--- Start of Items ---

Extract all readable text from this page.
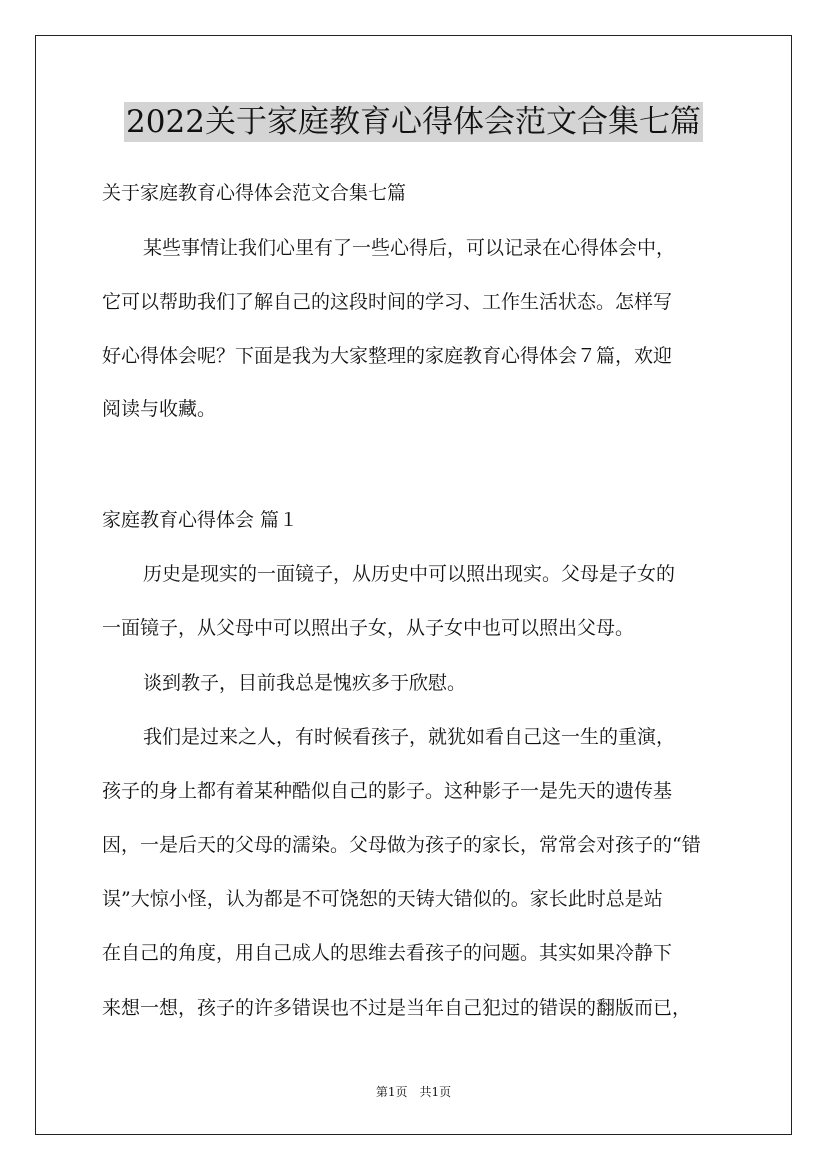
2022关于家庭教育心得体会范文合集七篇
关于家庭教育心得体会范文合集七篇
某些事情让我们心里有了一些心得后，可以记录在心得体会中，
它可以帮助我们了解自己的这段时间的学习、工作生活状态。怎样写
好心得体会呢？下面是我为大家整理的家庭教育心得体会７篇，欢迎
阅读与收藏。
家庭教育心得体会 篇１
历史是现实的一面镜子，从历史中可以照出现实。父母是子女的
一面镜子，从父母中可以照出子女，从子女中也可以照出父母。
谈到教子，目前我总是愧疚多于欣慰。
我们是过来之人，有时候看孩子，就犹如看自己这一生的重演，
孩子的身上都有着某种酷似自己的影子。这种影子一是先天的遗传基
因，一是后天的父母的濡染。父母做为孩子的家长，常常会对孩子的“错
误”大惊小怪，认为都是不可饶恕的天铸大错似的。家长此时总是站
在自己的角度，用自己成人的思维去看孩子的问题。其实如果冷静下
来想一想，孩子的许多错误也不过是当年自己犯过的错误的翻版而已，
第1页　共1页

--- End of Items ---
--- Start of Items ---

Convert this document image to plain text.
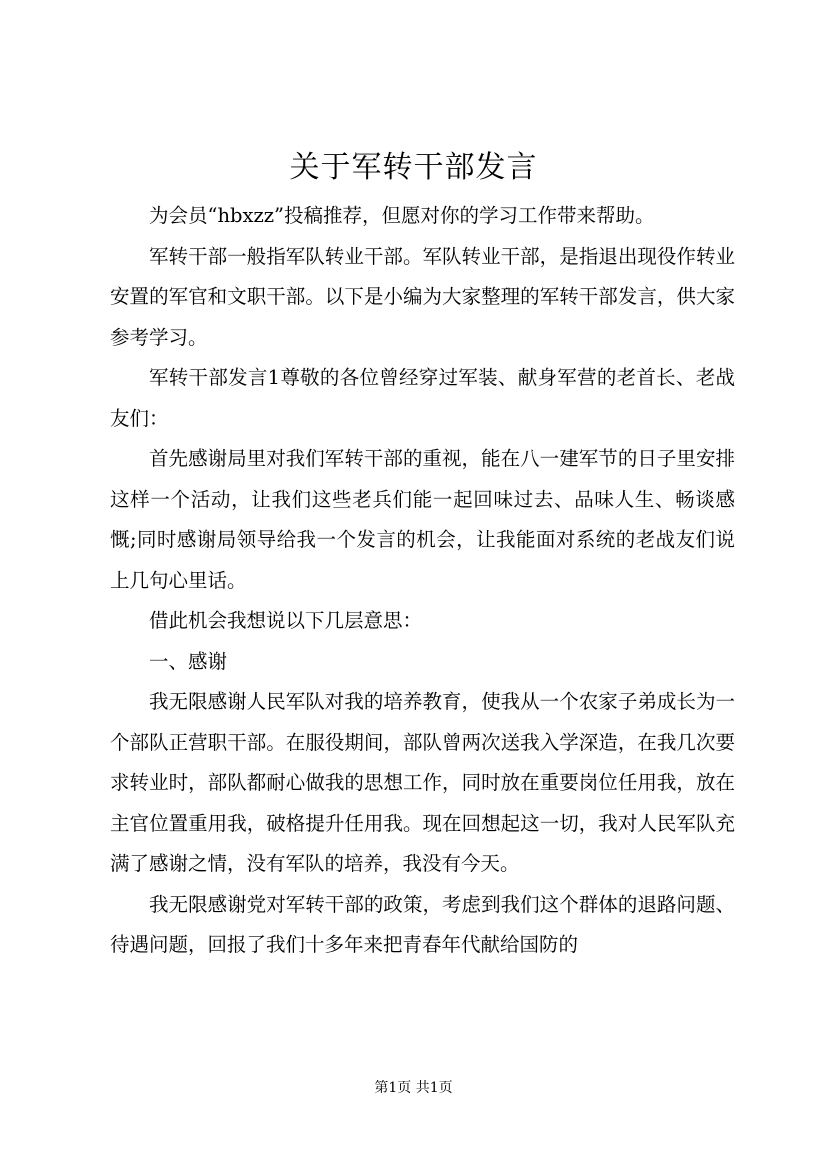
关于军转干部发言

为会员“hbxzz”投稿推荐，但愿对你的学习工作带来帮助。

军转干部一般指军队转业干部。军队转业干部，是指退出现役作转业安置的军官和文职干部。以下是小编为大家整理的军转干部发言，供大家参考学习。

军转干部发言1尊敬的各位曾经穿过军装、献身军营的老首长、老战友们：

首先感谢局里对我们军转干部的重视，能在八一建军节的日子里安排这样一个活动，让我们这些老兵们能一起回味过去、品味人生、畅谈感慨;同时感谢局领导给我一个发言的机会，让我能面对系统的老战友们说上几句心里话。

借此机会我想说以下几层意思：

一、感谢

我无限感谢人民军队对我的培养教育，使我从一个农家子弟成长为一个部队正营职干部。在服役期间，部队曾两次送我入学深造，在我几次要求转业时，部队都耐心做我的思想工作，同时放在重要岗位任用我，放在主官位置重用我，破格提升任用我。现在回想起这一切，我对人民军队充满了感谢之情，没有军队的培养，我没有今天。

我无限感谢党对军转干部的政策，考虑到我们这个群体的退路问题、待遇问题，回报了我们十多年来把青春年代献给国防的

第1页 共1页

--- End of Items ---

What you need to do
State the number of lines that contain the string "this", with no other words.

Task result
2